Data excerpts:
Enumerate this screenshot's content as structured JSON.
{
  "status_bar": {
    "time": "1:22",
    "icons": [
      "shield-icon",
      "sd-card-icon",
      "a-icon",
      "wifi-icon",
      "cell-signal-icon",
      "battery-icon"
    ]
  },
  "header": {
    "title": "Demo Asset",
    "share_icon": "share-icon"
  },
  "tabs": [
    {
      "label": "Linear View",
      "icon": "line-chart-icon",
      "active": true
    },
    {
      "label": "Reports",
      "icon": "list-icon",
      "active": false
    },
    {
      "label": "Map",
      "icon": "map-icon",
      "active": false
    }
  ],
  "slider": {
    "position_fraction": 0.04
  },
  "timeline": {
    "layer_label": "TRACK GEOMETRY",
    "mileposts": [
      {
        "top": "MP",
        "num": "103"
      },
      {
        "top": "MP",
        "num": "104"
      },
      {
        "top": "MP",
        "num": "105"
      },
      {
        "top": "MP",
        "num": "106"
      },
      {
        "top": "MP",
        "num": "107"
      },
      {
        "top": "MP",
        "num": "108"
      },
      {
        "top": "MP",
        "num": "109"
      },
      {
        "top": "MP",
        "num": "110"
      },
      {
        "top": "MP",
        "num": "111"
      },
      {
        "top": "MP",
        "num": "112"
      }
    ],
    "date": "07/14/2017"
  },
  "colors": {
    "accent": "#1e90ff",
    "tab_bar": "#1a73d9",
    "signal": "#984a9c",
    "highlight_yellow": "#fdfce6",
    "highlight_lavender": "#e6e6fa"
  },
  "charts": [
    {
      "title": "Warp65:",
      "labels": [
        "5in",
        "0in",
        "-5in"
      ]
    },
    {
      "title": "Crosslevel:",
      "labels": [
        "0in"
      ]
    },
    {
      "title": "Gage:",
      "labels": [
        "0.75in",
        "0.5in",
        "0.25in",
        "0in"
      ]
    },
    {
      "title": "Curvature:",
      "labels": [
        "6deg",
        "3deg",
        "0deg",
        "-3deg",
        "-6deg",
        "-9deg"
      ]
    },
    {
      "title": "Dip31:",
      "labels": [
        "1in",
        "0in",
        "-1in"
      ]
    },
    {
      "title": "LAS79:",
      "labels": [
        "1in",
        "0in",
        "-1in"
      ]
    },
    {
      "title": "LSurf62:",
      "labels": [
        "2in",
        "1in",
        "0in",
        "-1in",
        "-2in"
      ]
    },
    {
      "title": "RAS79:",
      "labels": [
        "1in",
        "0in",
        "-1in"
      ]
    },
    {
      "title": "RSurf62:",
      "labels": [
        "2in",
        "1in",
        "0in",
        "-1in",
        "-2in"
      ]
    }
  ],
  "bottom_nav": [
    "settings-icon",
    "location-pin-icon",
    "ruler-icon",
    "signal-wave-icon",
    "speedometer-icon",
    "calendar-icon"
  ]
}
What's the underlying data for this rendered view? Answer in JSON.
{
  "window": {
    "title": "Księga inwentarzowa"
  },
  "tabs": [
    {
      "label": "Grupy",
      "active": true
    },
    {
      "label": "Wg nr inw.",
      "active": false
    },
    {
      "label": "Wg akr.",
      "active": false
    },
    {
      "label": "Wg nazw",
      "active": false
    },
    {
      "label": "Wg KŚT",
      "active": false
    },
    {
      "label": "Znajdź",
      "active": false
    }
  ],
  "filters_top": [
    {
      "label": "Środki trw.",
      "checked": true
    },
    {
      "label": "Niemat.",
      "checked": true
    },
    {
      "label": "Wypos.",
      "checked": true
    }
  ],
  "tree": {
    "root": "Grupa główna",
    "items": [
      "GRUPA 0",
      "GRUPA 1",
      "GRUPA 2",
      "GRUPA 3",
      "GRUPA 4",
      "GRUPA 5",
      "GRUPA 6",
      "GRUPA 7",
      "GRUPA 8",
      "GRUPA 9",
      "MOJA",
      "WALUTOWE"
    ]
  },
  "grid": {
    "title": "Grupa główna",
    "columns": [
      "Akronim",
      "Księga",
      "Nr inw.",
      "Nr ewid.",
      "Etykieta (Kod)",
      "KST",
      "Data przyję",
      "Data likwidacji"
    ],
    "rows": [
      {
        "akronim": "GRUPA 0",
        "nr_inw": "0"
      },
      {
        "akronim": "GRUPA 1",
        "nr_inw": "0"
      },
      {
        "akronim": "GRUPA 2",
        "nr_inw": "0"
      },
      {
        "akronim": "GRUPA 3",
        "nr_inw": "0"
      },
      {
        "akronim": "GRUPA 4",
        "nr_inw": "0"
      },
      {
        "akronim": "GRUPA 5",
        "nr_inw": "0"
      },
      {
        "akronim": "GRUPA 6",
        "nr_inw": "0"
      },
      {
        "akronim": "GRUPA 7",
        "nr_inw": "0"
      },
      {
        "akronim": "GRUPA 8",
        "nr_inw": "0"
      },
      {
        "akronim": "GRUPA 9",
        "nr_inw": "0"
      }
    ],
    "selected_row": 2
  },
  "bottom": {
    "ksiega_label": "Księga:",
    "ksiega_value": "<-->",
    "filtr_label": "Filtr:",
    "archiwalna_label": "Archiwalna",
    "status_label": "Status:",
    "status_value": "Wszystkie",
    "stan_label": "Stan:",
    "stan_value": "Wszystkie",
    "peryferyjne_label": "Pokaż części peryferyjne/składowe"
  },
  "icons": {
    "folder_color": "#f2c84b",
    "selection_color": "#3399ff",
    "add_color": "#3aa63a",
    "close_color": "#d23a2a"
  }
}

Problem description: From the preceding material, extract every line exactly.

Response to this task:
Enumerate this screenshot's content as structured JSON.
{
  "status_bar": {
    "time": "1:22",
    "icons": [
      "shield-icon",
      "sd-card-icon",
      "a-icon",
      "wifi-icon",
      "cell-signal-icon",
      "battery-icon"
    ]
  },
  "header": {
    "title": "Demo Asset",
    "share_icon": "share-icon"
  },
  "tabs": [
    {
      "label": "Linear View",
      "icon": "line-chart-icon",
      "active": true
    },
    {
      "label": "Reports",
      "icon": "list-icon",
      "active": false
    },
    {
      "label": "Map",
      "icon": "map-icon",
      "active": false
    }
  ],
  "slider": {
    "position_fraction": 0.04
  },
  "timeline": {
    "layer_label": "TRACK GEOMETRY",
    "mileposts": [
      {
        "top": "MP",
        "num": "103"
      },
      {
        "top": "MP",
        "num": "104"
      },
      {
        "top": "MP",
        "num": "105"
      },
      {
        "top": "MP",
        "num": "106"
      },
      {
        "top": "MP",
        "num": "107"
      },
      {
        "top": "MP",
        "num": "108"
      },
      {
        "top": "MP",
        "num": "109"
      },
      {
        "top": "MP",
        "num": "110"
      },
      {
        "top": "MP",
        "num": "111"
      },
      {
        "top": "MP",
        "num": "112"
      }
    ],
    "date": "07/14/2017"
  },
  "colors": {
    "accent": "#1e90ff",
    "tab_bar": "#1a73d9",
    "signal": "#984a9c",
    "highlight_yellow": "#fdfce6",
    "highlight_lavender": "#e6e6fa"
  },
  "charts": [
    {
      "title": "Warp65:",
      "labels": [
        "5in",
        "0in",
        "-5in"
      ]
    },
    {
      "title": "Crosslevel:",
      "labels": [
        "0in"
      ]
    },
    {
      "title": "Gage:",
      "labels": [
        "0.75in",
        "0.5in",
        "0.25in",
        "0in"
      ]
    },
    {
      "title": "Curvature:",
      "labels": [
        "6deg",
        "3deg",
        "0deg",
        "-3deg",
        "-6deg",
        "-9deg"
      ]
    },
    {
      "title": "Dip31:",
      "labels": [
        "1in",
        "0in",
        "-1in"
      ]
    },
    {
      "title": "LAS79:",
      "labels": [
        "1in",
        "0in",
        "-1in"
      ]
    },
    {
      "title": "LSurf62:",
      "labels": [
        "2in",
        "1in",
        "0in",
        "-1in",
        "-2in"
      ]
    },
    {
      "title": "RAS79:",
      "labels": [
        "1in",
        "0in",
        "-1in"
      ]
    },
    {
      "title": "RSurf62:",
      "labels": [
        "2in",
        "1in",
        "0in",
        "-1in",
        "-2in"
      ]
    }
  ],
  "bottom_nav": [
    "settings-icon",
    "location-pin-icon",
    "ruler-icon",
    "signal-wave-icon",
    "speedometer-icon",
    "calendar-icon"
  ]
}
What's the underlying data for this rendered view? Answer in JSON.
{
  "window": {
    "title": "Księga inwentarzowa"
  },
  "tabs": [
    {
      "label": "Grupy",
      "active": true
    },
    {
      "label": "Wg nr inw.",
      "active": false
    },
    {
      "label": "Wg akr.",
      "active": false
    },
    {
      "label": "Wg nazw",
      "active": false
    },
    {
      "label": "Wg KŚT",
      "active": false
    },
    {
      "label": "Znajdź",
      "active": false
    }
  ],
  "filters_top": [
    {
      "label": "Środki trw.",
      "checked": true
    },
    {
      "label": "Niemat.",
      "checked": true
    },
    {
      "label": "Wypos.",
      "checked": true
    }
  ],
  "tree": {
    "root": "Grupa główna",
    "items": [
      "GRUPA 0",
      "GRUPA 1",
      "GRUPA 2",
      "GRUPA 3",
      "GRUPA 4",
      "GRUPA 5",
      "GRUPA 6",
      "GRUPA 7",
      "GRUPA 8",
      "GRUPA 9",
      "MOJA",
      "WALUTOWE"
    ]
  },
  "grid": {
    "title": "Grupa główna",
    "columns": [
      "Akronim",
      "Księga",
      "Nr inw.",
      "Nr ewid.",
      "Etykieta (Kod)",
      "KST",
      "Data przyję",
      "Data likwidacji"
    ],
    "rows": [
      {
        "akronim": "GRUPA 0",
        "nr_inw": "0"
      },
      {
        "akronim": "GRUPA 1",
        "nr_inw": "0"
      },
      {
        "akronim": "GRUPA 2",
        "nr_inw": "0"
      },
      {
        "akronim": "GRUPA 3",
        "nr_inw": "0"
      },
      {
        "akronim": "GRUPA 4",
        "nr_inw": "0"
      },
      {
        "akronim": "GRUPA 5",
        "nr_inw": "0"
      },
      {
        "akronim": "GRUPA 6",
        "nr_inw": "0"
      },
      {
        "akronim": "GRUPA 7",
        "nr_inw": "0"
      },
      {
        "akronim": "GRUPA 8",
        "nr_inw": "0"
      },
      {
        "akronim": "GRUPA 9",
        "nr_inw": "0"
      }
    ],
    "selected_row": 2
  },
  "bottom": {
    "ksiega_label": "Księga:",
    "ksiega_value": "<-->",
    "filtr_label": "Filtr:",
    "archiwalna_label": "Archiwalna",
    "status_label": "Status:",
    "status_value": "Wszystkie",
    "stan_label": "Stan:",
    "stan_value": "Wszystkie",
    "peryferyjne_label": "Pokaż części peryferyjne/składowe"
  },
  "icons": {
    "folder_color": "#f2c84b",
    "selection_color": "#3399ff",
    "add_color": "#3aa63a",
    "close_color": "#d23a2a"
  }
}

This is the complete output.